___ Sezione del testo ___

Solo strategie di comunicazione e marketing?
Questo lungo preambolo per dire che secondo il sottoscritto, sono state tutte ottime strategie di comunicazione e di marketing per cercare la simpatia degli utenti, esasperati dalla enorme mole di rifiuti digitali che da troppo tempo infarcivano il feed delle grandi piattaforme sociali.
Sebbene gli interventi fossero reali e in qualche modo i programmi fossero stati attivati, i risultati non credo si siano mai realmente visti. Ma i titoloni dei giornali su questo o quell’intervento, oppure su quanti post avesse rimosso una piattaforma nell’anno precedente, sono stati molti e in prima pagina. Ergo, la comunicazione è di sicuro stata efficace, il traguardo è rimasto lontanissimo.
Le metodologie che le piattaforme hanno messo, o detto di aver messo, in atto sono state molteplici e di vario genere: avvisi sotto forma di etichette informative, link a fonti affidabili per confutare il contenuto del post, team di fact checker in diversi paesi, algoritmi dal delete facile, e così via. Ma anche automatismi di ban basati su calcoli oscuri che han fatto danni, con celebri pagine satiriche chiuse senza preavviso che poi hanno dovuto lavorare sodo per far capire al padrone del vapore che i post erano satira e non fake news, perché il divertimento era proprio quello di scrivere notizie dichiaratamente false.
A questo punto è lecito pensare che non si apprezzeranno cambiamenti sul feed dell’italiano medio, nemmeno ora che la presunta “libertà di parola” è stata ripristinata, per dirla come la raccontano le piattaforme. Non si è notato nulla quando i sistemi anti fake news erano super attivi, figuriamoci ora che non dovrebbero più esserci, se non in modo blando e in determinate occasioni.
Il ruolo dell’utente nel contrasto alle fake news
Da qui, il ragionamento che l’unico elemento che doveva essere coinvolto per combattere le fake news non è mai stato nemmeno lontanamente preso in considerazione, vale a dire l’essere umano, anzi, per dirla meglio, l’utente umano. Dalla mia esperienza puoi combattere una stortura della rete solo attraverso chi quella stortura la vive o la subisce, spesso senza nemmeno rendersene conto.

___

> [Sfida 1] Indica quante righe delle voci contengono la stringa "line". Rispondi soltanto con il numero.
> [Sfida 2] Scrivi il seguito del testo sulle piattaforme social e le fake news, ripartendo dall'ultima frase riportata.

___ Estratti delle voci ___

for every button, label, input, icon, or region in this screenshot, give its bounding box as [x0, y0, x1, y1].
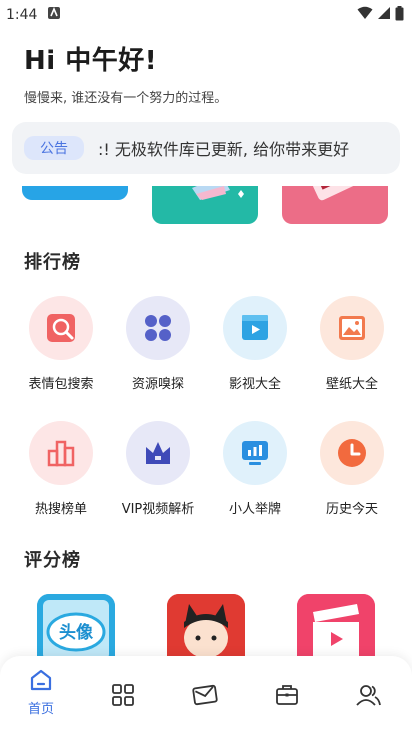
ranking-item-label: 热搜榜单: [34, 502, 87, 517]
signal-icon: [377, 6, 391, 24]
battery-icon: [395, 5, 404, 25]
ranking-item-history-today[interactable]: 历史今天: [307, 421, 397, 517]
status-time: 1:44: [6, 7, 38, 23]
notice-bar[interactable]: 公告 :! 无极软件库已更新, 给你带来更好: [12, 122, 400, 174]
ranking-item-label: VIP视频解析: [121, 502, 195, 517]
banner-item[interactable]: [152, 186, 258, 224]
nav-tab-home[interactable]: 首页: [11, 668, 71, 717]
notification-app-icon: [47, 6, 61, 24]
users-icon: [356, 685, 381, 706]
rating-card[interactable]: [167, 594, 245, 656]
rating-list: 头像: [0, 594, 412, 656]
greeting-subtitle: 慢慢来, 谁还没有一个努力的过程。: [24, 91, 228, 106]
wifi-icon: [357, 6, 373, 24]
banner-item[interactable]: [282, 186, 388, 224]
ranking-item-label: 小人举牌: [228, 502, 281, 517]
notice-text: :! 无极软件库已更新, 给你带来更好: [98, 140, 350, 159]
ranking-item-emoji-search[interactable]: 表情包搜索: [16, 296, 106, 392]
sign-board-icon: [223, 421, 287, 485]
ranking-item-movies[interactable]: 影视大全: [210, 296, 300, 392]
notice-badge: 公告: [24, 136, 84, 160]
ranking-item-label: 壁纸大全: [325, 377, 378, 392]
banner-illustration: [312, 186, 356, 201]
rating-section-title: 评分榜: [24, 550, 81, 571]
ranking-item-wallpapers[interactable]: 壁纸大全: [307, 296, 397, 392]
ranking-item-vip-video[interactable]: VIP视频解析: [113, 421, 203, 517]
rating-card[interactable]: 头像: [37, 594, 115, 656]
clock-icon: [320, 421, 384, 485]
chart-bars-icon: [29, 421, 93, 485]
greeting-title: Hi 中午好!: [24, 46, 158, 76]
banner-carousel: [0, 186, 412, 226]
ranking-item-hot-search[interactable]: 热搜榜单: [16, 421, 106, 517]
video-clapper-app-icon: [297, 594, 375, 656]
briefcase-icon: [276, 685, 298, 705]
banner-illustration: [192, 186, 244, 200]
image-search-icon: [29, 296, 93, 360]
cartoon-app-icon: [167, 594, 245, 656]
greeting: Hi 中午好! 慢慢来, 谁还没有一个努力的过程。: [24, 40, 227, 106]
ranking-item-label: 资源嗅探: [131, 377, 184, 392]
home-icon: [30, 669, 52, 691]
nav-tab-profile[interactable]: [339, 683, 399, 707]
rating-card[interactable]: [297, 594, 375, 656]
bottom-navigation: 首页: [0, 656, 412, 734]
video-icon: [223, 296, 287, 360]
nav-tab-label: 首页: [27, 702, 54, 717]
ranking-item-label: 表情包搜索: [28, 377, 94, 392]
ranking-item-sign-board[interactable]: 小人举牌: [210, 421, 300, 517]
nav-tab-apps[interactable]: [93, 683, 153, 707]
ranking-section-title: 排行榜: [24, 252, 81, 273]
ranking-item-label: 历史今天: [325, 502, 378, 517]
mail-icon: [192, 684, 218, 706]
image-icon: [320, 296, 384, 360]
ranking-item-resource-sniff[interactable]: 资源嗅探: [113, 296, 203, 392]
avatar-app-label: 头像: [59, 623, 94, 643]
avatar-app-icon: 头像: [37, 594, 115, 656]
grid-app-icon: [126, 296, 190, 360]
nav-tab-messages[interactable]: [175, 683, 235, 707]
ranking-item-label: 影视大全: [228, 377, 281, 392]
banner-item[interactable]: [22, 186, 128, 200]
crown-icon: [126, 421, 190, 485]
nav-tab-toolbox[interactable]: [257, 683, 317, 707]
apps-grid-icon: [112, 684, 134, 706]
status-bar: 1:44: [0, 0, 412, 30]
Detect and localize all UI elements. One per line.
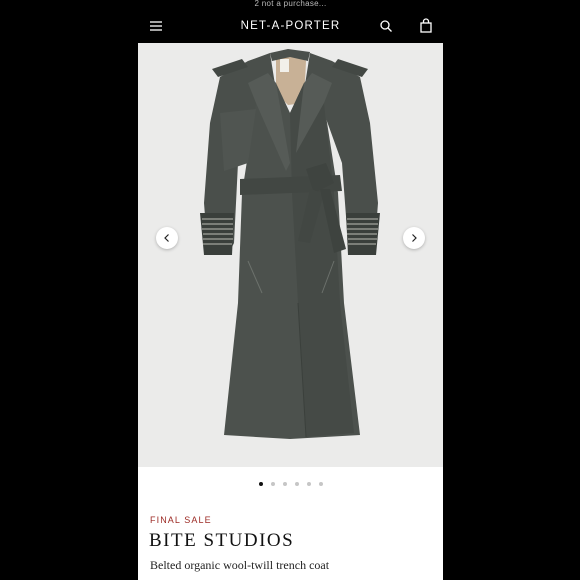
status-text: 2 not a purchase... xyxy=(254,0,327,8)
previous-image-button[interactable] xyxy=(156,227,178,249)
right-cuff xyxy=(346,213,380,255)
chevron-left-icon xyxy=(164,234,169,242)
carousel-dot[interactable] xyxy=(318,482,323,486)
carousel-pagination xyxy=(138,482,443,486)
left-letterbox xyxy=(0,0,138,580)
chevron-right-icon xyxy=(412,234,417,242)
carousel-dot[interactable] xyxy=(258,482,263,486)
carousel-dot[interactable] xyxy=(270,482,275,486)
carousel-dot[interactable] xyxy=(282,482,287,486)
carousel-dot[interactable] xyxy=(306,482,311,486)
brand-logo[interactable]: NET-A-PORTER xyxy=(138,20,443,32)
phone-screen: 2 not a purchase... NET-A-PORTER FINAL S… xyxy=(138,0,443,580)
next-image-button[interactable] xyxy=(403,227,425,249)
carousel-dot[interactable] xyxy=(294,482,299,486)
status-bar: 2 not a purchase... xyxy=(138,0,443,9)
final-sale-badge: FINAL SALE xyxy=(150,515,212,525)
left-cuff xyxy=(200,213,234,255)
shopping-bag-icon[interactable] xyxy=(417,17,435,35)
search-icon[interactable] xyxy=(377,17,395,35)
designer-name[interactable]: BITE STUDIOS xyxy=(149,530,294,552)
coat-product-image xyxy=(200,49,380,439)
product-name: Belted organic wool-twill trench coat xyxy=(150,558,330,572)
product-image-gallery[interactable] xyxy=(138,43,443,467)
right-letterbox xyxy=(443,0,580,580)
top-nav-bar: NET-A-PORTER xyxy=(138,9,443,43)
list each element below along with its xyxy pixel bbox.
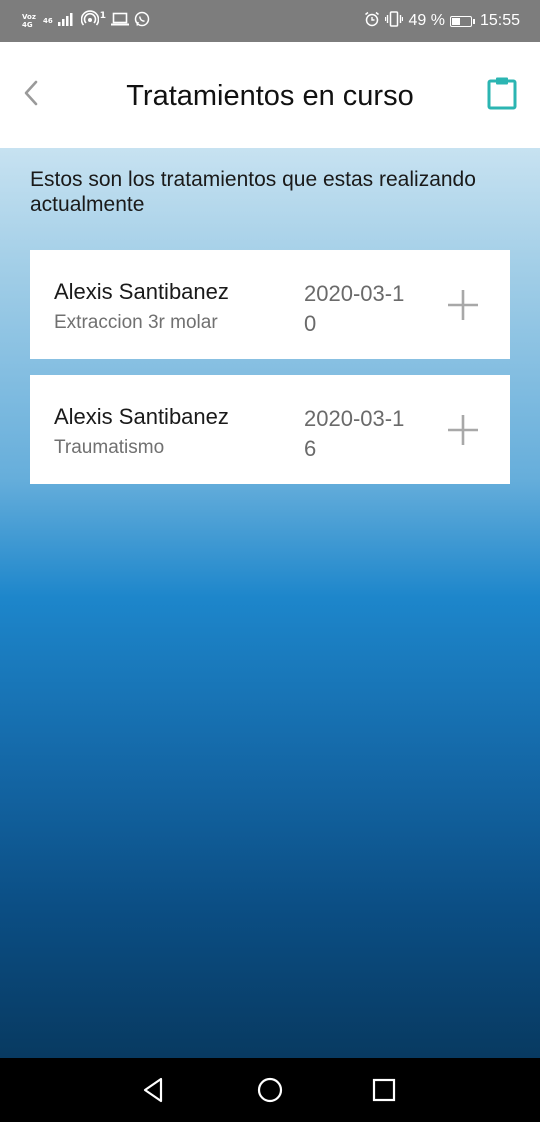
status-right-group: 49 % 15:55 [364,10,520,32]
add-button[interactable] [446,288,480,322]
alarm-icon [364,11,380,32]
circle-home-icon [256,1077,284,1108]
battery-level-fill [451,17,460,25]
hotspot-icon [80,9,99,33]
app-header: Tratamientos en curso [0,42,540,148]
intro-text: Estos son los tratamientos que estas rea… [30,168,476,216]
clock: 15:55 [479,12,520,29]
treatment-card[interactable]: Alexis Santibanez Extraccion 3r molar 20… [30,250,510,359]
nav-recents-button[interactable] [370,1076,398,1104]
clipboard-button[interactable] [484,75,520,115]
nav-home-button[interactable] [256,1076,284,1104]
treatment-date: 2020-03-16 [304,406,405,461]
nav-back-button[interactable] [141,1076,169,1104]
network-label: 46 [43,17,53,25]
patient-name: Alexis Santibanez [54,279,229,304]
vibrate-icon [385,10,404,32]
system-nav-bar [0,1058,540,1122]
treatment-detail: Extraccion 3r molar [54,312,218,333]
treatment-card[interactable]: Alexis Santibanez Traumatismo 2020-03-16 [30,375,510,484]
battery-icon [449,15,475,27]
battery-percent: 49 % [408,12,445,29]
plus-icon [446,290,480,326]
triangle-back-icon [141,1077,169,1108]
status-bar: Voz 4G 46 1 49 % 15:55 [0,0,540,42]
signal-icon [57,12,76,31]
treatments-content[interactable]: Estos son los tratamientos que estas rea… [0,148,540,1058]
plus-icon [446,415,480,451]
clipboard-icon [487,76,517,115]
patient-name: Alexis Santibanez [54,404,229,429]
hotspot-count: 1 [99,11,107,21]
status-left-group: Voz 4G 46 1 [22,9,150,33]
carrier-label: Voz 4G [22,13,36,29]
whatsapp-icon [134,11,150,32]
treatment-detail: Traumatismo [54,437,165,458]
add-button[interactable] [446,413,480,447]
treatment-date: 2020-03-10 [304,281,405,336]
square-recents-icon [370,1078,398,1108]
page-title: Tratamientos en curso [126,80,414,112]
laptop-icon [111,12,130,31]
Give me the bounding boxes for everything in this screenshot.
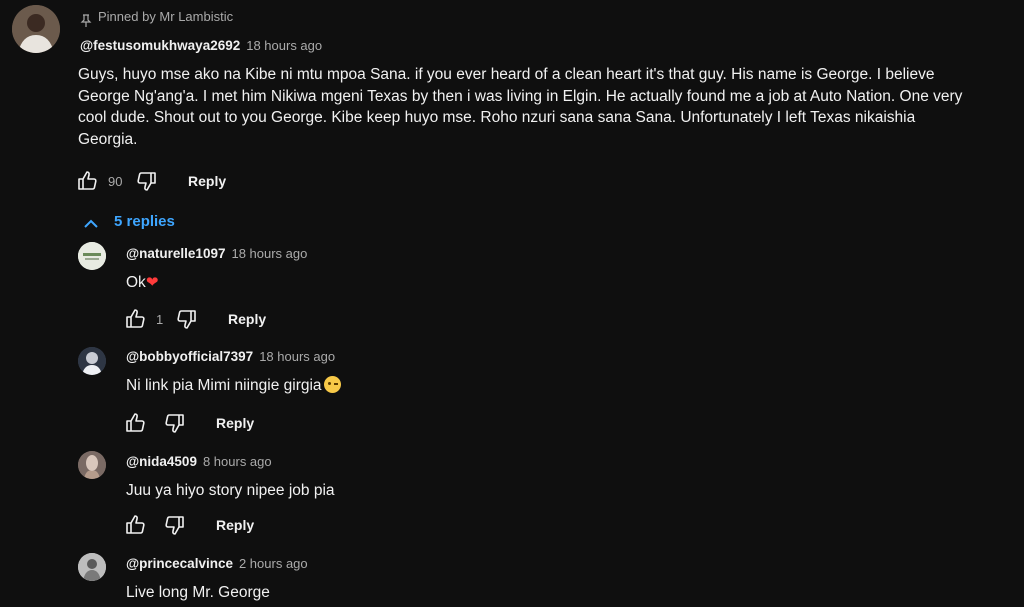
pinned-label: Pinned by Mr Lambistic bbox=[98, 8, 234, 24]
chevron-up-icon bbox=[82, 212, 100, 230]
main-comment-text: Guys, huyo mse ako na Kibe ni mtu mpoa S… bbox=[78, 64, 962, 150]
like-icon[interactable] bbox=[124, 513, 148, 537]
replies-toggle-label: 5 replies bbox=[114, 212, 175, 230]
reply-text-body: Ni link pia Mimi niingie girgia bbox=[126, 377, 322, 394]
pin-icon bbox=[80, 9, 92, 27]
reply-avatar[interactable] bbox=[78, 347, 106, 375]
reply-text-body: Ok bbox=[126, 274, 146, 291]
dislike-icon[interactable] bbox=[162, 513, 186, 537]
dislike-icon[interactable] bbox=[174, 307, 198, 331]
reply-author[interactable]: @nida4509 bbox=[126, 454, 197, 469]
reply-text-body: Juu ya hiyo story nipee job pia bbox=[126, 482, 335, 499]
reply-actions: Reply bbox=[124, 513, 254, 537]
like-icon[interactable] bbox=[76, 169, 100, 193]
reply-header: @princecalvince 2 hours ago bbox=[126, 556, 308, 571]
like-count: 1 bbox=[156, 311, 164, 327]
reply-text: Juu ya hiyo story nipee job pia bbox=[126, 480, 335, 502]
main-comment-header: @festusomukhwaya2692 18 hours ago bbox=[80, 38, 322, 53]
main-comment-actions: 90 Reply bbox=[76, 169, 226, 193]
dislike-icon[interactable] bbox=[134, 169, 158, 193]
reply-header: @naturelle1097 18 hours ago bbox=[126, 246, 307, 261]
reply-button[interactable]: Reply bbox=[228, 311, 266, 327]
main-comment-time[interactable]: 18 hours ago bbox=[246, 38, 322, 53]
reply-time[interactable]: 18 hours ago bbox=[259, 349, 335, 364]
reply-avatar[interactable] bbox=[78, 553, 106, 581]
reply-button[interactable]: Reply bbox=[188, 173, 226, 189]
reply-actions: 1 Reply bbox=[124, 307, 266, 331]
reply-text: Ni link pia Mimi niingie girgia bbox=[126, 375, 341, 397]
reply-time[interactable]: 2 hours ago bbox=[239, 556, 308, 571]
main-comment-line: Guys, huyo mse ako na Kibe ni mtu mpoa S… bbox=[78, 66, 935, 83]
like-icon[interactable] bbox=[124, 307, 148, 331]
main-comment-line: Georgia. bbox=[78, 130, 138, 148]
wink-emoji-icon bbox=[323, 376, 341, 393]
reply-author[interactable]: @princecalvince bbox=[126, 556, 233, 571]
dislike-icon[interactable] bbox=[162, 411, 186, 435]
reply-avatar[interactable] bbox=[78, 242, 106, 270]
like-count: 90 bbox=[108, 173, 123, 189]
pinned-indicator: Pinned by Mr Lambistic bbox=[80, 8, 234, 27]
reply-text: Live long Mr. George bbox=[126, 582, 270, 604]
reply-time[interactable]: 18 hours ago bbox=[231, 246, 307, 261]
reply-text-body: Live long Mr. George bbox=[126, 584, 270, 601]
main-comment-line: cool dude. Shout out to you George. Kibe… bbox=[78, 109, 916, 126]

___

> [Soluzione esercizio 1] 4

> [Soluzione esercizio 2]
La curiosità e le trappole digitali
L’essere umano è “programmato” per cascare nelle trappole, che oggi sono soprattutto digitali, la nostra curiosità è un tratto distintivo, che è vero ci ha portato alle grandi scoperte e ci fa progredire, ma nel lato pratico di tutti i giorni, ci fa cadere nei tranelli. Se alla curiosità ci aggiungiamo l’imbarbarimento della società, con la voglia, la necessità, di combattere contro qualcosa o qualcuno, lo spirito battagliero che delinea questa nostra epoca, la necessità impellente di esistere e apparire e la dopante sensazione di godimento che traiamo da un like, il gioco è fatto. Ogni singola persona che vivacchia sui social prima o poi vorrà ricevere un apprezzamento e se non ci riesce si accontenterà di essere notato anche negativamente, magari perché riesce ad accendere un flame e a sfogare le sue frustrazioni fra un insulto e un “tu non sai chi sono io”.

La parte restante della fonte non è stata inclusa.